Exercise description:
Output the data that follows exactly, line for line.

===== Records for this task

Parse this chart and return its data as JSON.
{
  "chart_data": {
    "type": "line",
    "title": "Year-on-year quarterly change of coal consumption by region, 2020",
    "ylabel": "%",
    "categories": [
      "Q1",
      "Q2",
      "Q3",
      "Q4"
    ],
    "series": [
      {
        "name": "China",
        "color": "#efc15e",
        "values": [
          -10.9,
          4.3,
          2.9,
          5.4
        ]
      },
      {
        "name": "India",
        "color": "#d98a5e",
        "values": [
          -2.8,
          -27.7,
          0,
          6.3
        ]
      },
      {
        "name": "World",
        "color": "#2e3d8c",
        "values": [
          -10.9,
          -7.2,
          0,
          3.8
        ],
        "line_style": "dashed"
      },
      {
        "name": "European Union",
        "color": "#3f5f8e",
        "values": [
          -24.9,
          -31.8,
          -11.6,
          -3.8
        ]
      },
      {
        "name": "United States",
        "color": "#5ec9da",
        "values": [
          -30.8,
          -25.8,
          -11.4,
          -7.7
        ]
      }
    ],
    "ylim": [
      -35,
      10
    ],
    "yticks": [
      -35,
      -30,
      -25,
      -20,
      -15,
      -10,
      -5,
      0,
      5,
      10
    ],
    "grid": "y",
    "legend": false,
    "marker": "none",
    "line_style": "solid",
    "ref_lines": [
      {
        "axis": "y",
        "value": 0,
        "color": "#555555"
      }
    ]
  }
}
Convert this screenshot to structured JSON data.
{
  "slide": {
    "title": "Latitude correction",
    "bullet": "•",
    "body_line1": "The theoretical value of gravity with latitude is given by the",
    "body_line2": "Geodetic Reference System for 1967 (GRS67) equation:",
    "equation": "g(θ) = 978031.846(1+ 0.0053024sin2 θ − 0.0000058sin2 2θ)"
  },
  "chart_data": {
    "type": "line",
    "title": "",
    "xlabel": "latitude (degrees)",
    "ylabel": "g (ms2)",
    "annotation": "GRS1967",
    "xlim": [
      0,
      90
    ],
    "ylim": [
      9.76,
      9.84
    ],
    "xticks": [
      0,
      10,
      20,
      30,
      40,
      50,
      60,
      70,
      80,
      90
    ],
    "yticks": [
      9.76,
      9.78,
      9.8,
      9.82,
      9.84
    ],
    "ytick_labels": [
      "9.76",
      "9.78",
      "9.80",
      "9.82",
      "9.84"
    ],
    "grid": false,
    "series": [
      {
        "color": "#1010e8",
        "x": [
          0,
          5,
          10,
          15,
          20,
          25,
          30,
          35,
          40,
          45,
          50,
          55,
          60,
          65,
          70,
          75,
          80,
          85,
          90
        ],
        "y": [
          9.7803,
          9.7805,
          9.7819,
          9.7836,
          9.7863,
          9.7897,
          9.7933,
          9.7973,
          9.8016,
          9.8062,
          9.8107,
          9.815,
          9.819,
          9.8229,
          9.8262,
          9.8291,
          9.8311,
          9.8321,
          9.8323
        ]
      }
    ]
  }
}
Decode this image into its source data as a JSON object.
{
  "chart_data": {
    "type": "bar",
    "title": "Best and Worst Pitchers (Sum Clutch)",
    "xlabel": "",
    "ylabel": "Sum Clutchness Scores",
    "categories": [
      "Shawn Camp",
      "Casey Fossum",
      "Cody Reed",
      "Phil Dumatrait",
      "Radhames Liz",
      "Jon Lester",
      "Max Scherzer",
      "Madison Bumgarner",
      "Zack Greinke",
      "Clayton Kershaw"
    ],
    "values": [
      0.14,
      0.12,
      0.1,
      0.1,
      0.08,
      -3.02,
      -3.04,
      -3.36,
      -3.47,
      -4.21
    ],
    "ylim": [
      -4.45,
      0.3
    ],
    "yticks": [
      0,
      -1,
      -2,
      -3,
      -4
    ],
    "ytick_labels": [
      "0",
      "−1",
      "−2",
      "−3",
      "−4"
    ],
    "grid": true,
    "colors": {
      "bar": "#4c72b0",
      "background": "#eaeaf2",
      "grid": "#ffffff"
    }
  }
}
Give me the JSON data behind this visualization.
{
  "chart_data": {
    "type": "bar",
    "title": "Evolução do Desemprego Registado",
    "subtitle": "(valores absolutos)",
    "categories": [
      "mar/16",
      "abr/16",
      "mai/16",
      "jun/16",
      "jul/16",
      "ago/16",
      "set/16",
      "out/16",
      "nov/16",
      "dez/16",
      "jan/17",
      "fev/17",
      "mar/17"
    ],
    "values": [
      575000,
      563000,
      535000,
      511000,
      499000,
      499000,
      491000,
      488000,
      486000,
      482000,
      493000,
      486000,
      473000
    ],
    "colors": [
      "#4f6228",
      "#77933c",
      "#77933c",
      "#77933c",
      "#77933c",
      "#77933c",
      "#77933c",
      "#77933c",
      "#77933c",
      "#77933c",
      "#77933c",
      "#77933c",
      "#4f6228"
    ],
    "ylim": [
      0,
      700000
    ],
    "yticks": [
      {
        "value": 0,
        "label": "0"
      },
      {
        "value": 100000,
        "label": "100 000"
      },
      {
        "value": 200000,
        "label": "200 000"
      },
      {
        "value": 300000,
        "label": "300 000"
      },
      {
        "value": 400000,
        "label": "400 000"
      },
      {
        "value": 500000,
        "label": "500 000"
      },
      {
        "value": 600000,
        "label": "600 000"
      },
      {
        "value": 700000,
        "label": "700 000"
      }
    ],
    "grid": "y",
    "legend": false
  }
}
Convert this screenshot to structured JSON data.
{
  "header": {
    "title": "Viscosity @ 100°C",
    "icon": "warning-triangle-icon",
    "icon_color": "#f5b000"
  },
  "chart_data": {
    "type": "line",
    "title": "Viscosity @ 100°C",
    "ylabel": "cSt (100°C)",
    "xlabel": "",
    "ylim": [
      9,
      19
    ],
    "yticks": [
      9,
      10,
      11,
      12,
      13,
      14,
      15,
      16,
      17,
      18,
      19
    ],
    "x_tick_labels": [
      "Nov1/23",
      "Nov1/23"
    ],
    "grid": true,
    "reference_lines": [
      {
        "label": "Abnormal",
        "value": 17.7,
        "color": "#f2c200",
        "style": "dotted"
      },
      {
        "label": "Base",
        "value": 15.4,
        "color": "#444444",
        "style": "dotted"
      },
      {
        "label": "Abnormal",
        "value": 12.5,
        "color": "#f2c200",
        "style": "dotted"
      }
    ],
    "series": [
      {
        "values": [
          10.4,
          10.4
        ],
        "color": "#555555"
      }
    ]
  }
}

==========

Correct response:
Parse this chart and return its data as JSON.
{
  "chart_data": {
    "type": "line",
    "title": "Year-on-year quarterly change of coal consumption by region, 2020",
    "ylabel": "%",
    "categories": [
      "Q1",
      "Q2",
      "Q3",
      "Q4"
    ],
    "series": [
      {
        "name": "China",
        "color": "#efc15e",
        "values": [
          -10.9,
          4.3,
          2.9,
          5.4
        ]
      },
      {
        "name": "India",
        "color": "#d98a5e",
        "values": [
          -2.8,
          -27.7,
          0,
          6.3
        ]
      },
      {
        "name": "World",
        "color": "#2e3d8c",
        "values": [
          -10.9,
          -7.2,
          0,
          3.8
        ],
        "line_style": "dashed"
      },
      {
        "name": "European Union",
        "color": "#3f5f8e",
        "values": [
          -24.9,
          -31.8,
          -11.6,
          -3.8
        ]
      },
      {
        "name": "United States",
        "color": "#5ec9da",
        "values": [
          -30.8,
          -25.8,
          -11.4,
          -7.7
        ]
      }
    ],
    "ylim": [
      -35,
      10
    ],
    "yticks": [
      -35,
      -30,
      -25,
      -20,
      -15,
      -10,
      -5,
      0,
      5,
      10
    ],
    "grid": "y",
    "legend": false,
    "marker": "none",
    "line_style": "solid",
    "ref_lines": [
      {
        "axis": "y",
        "value": 0,
        "color": "#555555"
      }
    ]
  }
}
Convert this screenshot to structured JSON data.
{
  "slide": {
    "title": "Latitude correction",
    "bullet": "•",
    "body_line1": "The theoretical value of gravity with latitude is given by the",
    "body_line2": "Geodetic Reference System for 1967 (GRS67) equation:",
    "equation": "g(θ) = 978031.846(1+ 0.0053024sin2 θ − 0.0000058sin2 2θ)"
  },
  "chart_data": {
    "type": "line",
    "title": "",
    "xlabel": "latitude (degrees)",
    "ylabel": "g (ms2)",
    "annotation": "GRS1967",
    "xlim": [
      0,
      90
    ],
    "ylim": [
      9.76,
      9.84
    ],
    "xticks": [
      0,
      10,
      20,
      30,
      40,
      50,
      60,
      70,
      80,
      90
    ],
    "yticks": [
      9.76,
      9.78,
      9.8,
      9.82,
      9.84
    ],
    "ytick_labels": [
      "9.76",
      "9.78",
      "9.80",
      "9.82",
      "9.84"
    ],
    "grid": false,
    "series": [
      {
        "color": "#1010e8",
        "x": [
          0,
          5,
          10,
          15,
          20,
          25,
          30,
          35,
          40,
          45,
          50,
          55,
          60,
          65,
          70,
          75,
          80,
          85,
          90
        ],
        "y": [
          9.7803,
          9.7805,
          9.7819,
          9.7836,
          9.7863,
          9.7897,
          9.7933,
          9.7973,
          9.8016,
          9.8062,
          9.8107,
          9.815,
          9.819,
          9.8229,
          9.8262,
          9.8291,
          9.8311,
          9.8321,
          9.8323
        ]
      }
    ]
  }
}
Decode this image into its source data as a JSON object.
{
  "chart_data": {
    "type": "bar",
    "title": "Best and Worst Pitchers (Sum Clutch)",
    "xlabel": "",
    "ylabel": "Sum Clutchness Scores",
    "categories": [
      "Shawn Camp",
      "Casey Fossum",
      "Cody Reed",
      "Phil Dumatrait",
      "Radhames Liz",
      "Jon Lester",
      "Max Scherzer",
      "Madison Bumgarner",
      "Zack Greinke",
      "Clayton Kershaw"
    ],
    "values": [
      0.14,
      0.12,
      0.1,
      0.1,
      0.08,
      -3.02,
      -3.04,
      -3.36,
      -3.47,
      -4.21
    ],
    "ylim": [
      -4.45,
      0.3
    ],
    "yticks": [
      0,
      -1,
      -2,
      -3,
      -4
    ],
    "ytick_labels": [
      "0",
      "−1",
      "−2",
      "−3",
      "−4"
    ],
    "grid": true,
    "colors": {
      "bar": "#4c72b0",
      "background": "#eaeaf2",
      "grid": "#ffffff"
    }
  }
}
Give me the JSON data behind this visualization.
{
  "chart_data": {
    "type": "bar",
    "title": "Evolução do Desemprego Registado",
    "subtitle": "(valores absolutos)",
    "categories": [
      "mar/16",
      "abr/16",
      "mai/16",
      "jun/16",
      "jul/16",
      "ago/16",
      "set/16",
      "out/16",
      "nov/16",
      "dez/16",
      "jan/17",
      "fev/17",
      "mar/17"
    ],
    "values": [
      575000,
      563000,
      535000,
      511000,
      499000,
      499000,
      491000,
      488000,
      486000,
      482000,
      493000,
      486000,
      473000
    ],
    "colors": [
      "#4f6228",
      "#77933c",
      "#77933c",
      "#77933c",
      "#77933c",
      "#77933c",
      "#77933c",
      "#77933c",
      "#77933c",
      "#77933c",
      "#77933c",
      "#77933c",
      "#4f6228"
    ],
    "ylim": [
      0,
      700000
    ],
    "yticks": [
      {
        "value": 0,
        "label": "0"
      },
      {
        "value": 100000,
        "label": "100 000"
      },
      {
        "value": 200000,
        "label": "200 000"
      },
      {
        "value": 300000,
        "label": "300 000"
      },
      {
        "value": 400000,
        "label": "400 000"
      },
      {
        "value": 500000,
        "label": "500 000"
      },
      {
        "value": 600000,
        "label": "600 000"
      },
      {
        "value": 700000,
        "label": "700 000"
      }
    ],
    "grid": "y",
    "legend": false
  }
}
Convert this screenshot to structured JSON data.
{
  "header": {
    "title": "Viscosity @ 100°C",
    "icon": "warning-triangle-icon",
    "icon_color": "#f5b000"
  },
  "chart_data": {
    "type": "line",
    "title": "Viscosity @ 100°C",
    "ylabel": "cSt (100°C)",
    "xlabel": "",
    "ylim": [
      9,
      19
    ],
    "yticks": [
      9,
      10,
      11,
      12,
      13,
      14,
      15,
      16,
      17,
      18,
      19
    ],
    "x_tick_labels": [
      "Nov1/23",
      "Nov1/23"
    ],
    "grid": true,
    "reference_lines": [
      {
        "label": "Abnormal",
        "value": 17.7,
        "color": "#f2c200",
        "style": "dotted"
      },
      {
        "label": "Base",
        "value": 15.4,
        "color": "#444444",
        "style": "dotted"
      },
      {
        "label": "Abnormal",
        "value": 12.5,
        "color": "#f2c200",
        "style": "dotted"
      }
    ],
    "series": [
      {
        "values": [
          10.4,
          10.4
        ],
        "color": "#555555"
      }
    ]
  }
}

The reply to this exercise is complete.